What the task requires
Reproduce the data exactly.

Material to process
★ ★ ★

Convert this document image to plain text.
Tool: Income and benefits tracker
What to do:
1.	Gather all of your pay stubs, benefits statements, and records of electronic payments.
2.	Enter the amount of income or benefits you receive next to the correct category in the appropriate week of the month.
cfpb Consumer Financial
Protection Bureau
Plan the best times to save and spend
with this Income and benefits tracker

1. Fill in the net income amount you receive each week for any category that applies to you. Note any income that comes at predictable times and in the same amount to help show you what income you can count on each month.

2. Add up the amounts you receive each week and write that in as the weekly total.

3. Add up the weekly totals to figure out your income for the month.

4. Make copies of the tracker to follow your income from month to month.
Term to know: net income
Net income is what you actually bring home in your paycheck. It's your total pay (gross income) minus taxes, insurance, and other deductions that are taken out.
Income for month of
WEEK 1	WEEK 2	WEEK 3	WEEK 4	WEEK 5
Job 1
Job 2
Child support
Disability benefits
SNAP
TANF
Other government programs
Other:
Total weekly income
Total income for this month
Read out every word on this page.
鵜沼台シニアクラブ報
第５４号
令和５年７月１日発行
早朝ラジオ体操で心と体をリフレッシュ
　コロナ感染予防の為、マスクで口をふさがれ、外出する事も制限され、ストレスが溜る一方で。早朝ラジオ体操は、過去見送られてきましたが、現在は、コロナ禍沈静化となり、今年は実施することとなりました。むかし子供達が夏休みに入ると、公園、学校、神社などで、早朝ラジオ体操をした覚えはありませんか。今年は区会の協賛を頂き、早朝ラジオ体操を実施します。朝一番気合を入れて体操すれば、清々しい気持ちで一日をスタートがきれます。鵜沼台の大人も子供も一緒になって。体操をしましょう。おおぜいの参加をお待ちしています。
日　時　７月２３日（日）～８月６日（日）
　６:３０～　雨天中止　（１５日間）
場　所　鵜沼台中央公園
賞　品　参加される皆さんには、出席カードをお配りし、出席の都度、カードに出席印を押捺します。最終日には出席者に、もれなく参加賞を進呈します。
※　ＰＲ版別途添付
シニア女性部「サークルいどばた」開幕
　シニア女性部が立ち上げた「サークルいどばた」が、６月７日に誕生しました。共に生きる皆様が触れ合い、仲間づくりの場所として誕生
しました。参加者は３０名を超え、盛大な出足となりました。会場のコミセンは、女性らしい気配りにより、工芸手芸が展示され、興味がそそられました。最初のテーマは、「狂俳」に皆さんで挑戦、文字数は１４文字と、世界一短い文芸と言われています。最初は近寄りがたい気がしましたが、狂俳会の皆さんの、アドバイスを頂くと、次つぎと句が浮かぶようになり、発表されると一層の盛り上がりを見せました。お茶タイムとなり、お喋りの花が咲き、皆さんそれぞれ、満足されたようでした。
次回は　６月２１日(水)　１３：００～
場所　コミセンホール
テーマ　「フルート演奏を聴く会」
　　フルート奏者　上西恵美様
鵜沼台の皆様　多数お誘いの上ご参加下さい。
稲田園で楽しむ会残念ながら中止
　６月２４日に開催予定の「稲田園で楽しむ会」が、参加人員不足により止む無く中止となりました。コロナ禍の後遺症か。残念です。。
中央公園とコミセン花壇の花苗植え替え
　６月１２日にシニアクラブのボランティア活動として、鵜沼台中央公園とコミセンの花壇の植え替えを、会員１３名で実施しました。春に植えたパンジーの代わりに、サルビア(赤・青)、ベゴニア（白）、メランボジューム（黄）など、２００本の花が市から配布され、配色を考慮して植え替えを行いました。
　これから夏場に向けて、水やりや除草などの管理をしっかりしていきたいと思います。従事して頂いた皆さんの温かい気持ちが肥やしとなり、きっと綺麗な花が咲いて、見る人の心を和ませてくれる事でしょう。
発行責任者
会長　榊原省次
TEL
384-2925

★ ★ ★

Answer below
Convert this document image to plain text.
Tool: Income and benefits tracker
What to do:
1.	Gather all of your pay stubs, benefits statements, and records of electronic payments.
2.	Enter the amount of income or benefits you receive next to the correct category in the appropriate week of the month.
cfpb Consumer Financial
Protection Bureau
Plan the best times to save and spend
with this Income and benefits tracker

1. Fill in the net income amount you receive each week for any category that applies to you. Note any income that comes at predictable times and in the same amount to help show you what income you can count on each month.

2. Add up the amounts you receive each week and write that in as the weekly total.

3. Add up the weekly totals to figure out your income for the month.

4. Make copies of the tracker to follow your income from month to month.
Term to know: net income
Net income is what you actually bring home in your paycheck. It's your total pay (gross income) minus taxes, insurance, and other deductions that are taken out.
Income for month of
WEEK 1	WEEK 2	WEEK 3	WEEK 4	WEEK 5
Job 1
Job 2
Child support
Disability benefits
SNAP
TANF
Other government programs
Other:
Total weekly income
Total income for this month
Read out every word on this page.
鵜沼台シニアクラブ報
第５４号
令和５年７月１日発行
早朝ラジオ体操で心と体をリフレッシュ
　コロナ感染予防の為、マスクで口をふさがれ、外出する事も制限され、ストレスが溜る一方で。早朝ラジオ体操は、過去見送られてきましたが、現在は、コロナ禍沈静化となり、今年は実施することとなりました。むかし子供達が夏休みに入ると、公園、学校、神社などで、早朝ラジオ体操をした覚えはありませんか。今年は区会の協賛を頂き、早朝ラジオ体操を実施します。朝一番気合を入れて体操すれば、清々しい気持ちで一日をスタートがきれます。鵜沼台の大人も子供も一緒になって。体操をしましょう。おおぜいの参加をお待ちしています。
日　時　７月２３日（日）～８月６日（日）
　６:３０～　雨天中止　（１５日間）
場　所　鵜沼台中央公園
賞　品　参加される皆さんには、出席カードをお配りし、出席の都度、カードに出席印を押捺します。最終日には出席者に、もれなく参加賞を進呈します。
※　ＰＲ版別途添付
シニア女性部「サークルいどばた」開幕
　シニア女性部が立ち上げた「サークルいどばた」が、６月７日に誕生しました。共に生きる皆様が触れ合い、仲間づくりの場所として誕生
しました。参加者は３０名を超え、盛大な出足となりました。会場のコミセンは、女性らしい気配りにより、工芸手芸が展示され、興味がそそられました。最初のテーマは、「狂俳」に皆さんで挑戦、文字数は１４文字と、世界一短い文芸と言われています。最初は近寄りがたい気がしましたが、狂俳会の皆さんの、アドバイスを頂くと、次つぎと句が浮かぶようになり、発表されると一層の盛り上がりを見せました。お茶タイムとなり、お喋りの花が咲き、皆さんそれぞれ、満足されたようでした。
次回は　６月２１日(水)　１３：００～
場所　コミセンホール
テーマ　「フルート演奏を聴く会」
　　フルート奏者　上西恵美様
鵜沼台の皆様　多数お誘いの上ご参加下さい。
稲田園で楽しむ会残念ながら中止
　６月２４日に開催予定の「稲田園で楽しむ会」が、参加人員不足により止む無く中止となりました。コロナ禍の後遺症か。残念です。。
中央公園とコミセン花壇の花苗植え替え
　６月１２日にシニアクラブのボランティア活動として、鵜沼台中央公園とコミセンの花壇の植え替えを、会員１３名で実施しました。春に植えたパンジーの代わりに、サルビア(赤・青)、ベゴニア（白）、メランボジューム（黄）など、２００本の花が市から配布され、配色を考慮して植え替えを行いました。
　これから夏場に向けて、水やりや除草などの管理をしっかりしていきたいと思います。従事して頂いた皆さんの温かい気持ちが肥やしとなり、きっと綺麗な花が咲いて、見る人の心を和ませてくれる事でしょう。
発行責任者
会長　榊原省次
TEL
384-2925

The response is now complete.